- Task prompt
Copy the material that follows word for word and omit its pictures.

- Listing
━━━

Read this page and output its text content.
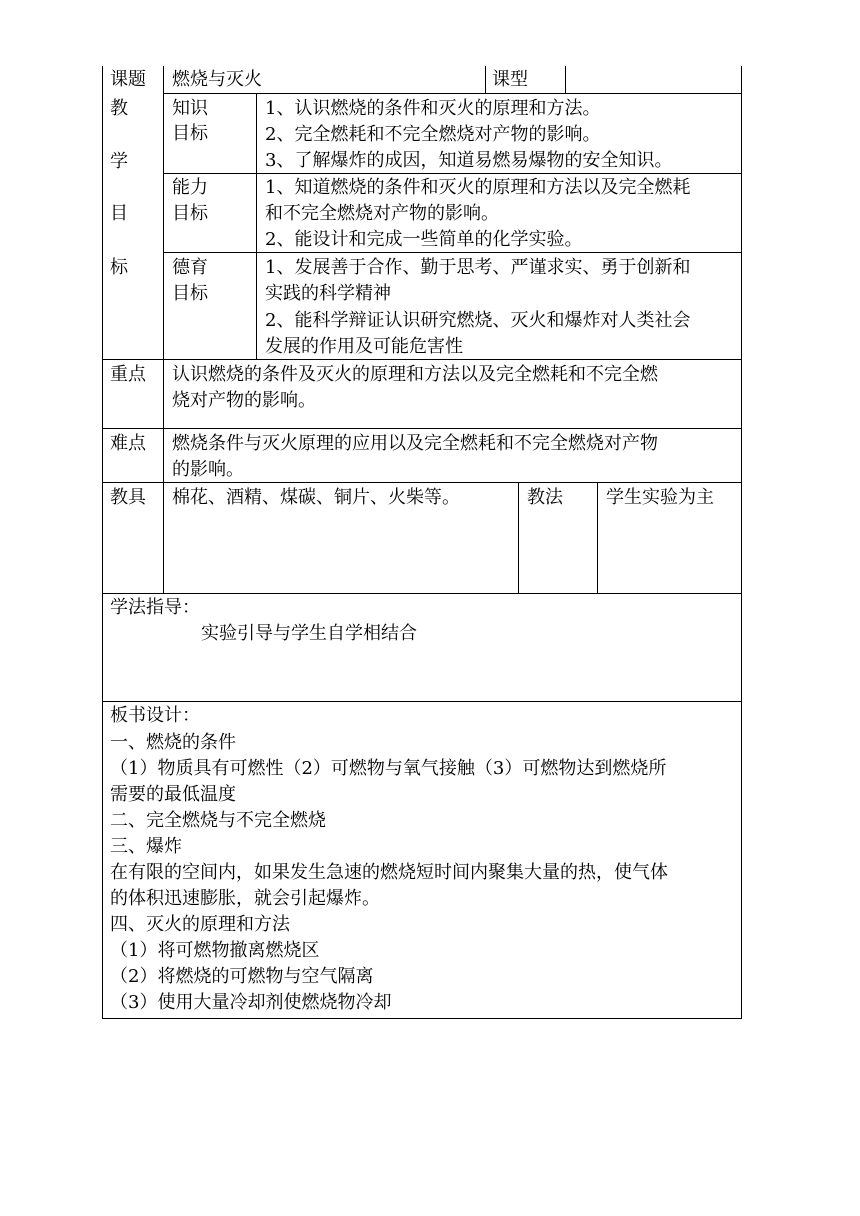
课题 燃烧与灭火	课型
教
学
目
标
知识
目标
1、认识燃烧的条件和灭火的原理和方法。
2、完全燃耗和不完全燃烧对产物的影响。
3、了解爆炸的成因，知道易燃易爆物的安全知识。
能力
目标
1、知道燃烧的条件和灭火的原理和方法以及完全燃耗
和不完全燃烧对产物的影响。
2、能设计和完成一些简单的化学实验。
德育
目标
1、发展善于合作、勤于思考、严谨求实、勇于创新和
实践的科学精神
2、能科学辩证认识研究燃烧、灭火和爆炸对人类社会
发展的作用及可能危害性
重点 认识燃烧的条件及灭火的原理和方法以及完全燃耗和不完全燃
烧对产物的影响。
难点 燃烧条件与灭火原理的应用以及完全燃耗和不完全燃烧对产物
的影响。
教具 棉花、酒精、煤碳、铜片、火柴等。	教法 学生实验为主
学法指导：
实验引导与学生自学相结合
板书设计：
一、燃烧的条件
（1）物质具有可燃性（2）可燃物与氧气接触（3）可燃物达到燃烧所
需要的最低温度
二、完全燃烧与不完全燃烧
三、爆炸
在有限的空间内，如果发生急速的燃烧短时间内聚集大量的热，使气体
的体积迅速膨胀，就会引起爆炸。
四、灭火的原理和方法
（1）将可燃物撤离燃烧区
（2）将燃烧的可燃物与空气隔离
（3）使用大量冷却剂使燃烧物冷却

━━━

- Final answer
Read this page and output its text content.
课题 燃烧与灭火	课型
教
学
目
标
知识
目标
1、认识燃烧的条件和灭火的原理和方法。
2、完全燃耗和不完全燃烧对产物的影响。
3、了解爆炸的成因，知道易燃易爆物的安全知识。
能力
目标
1、知道燃烧的条件和灭火的原理和方法以及完全燃耗
和不完全燃烧对产物的影响。
2、能设计和完成一些简单的化学实验。
德育
目标
1、发展善于合作、勤于思考、严谨求实、勇于创新和
实践的科学精神
2、能科学辩证认识研究燃烧、灭火和爆炸对人类社会
发展的作用及可能危害性
重点 认识燃烧的条件及灭火的原理和方法以及完全燃耗和不完全燃
烧对产物的影响。
难点 燃烧条件与灭火原理的应用以及完全燃耗和不完全燃烧对产物
的影响。
教具 棉花、酒精、煤碳、铜片、火柴等。	教法 学生实验为主
学法指导：
实验引导与学生自学相结合
板书设计：
一、燃烧的条件
（1）物质具有可燃性（2）可燃物与氧气接触（3）可燃物达到燃烧所
需要的最低温度
二、完全燃烧与不完全燃烧
三、爆炸
在有限的空间内，如果发生急速的燃烧短时间内聚集大量的热，使气体
的体积迅速膨胀，就会引起爆炸。
四、灭火的原理和方法
（1）将可燃物撤离燃烧区
（2）将燃烧的可燃物与空气隔离
（3）使用大量冷却剂使燃烧物冷却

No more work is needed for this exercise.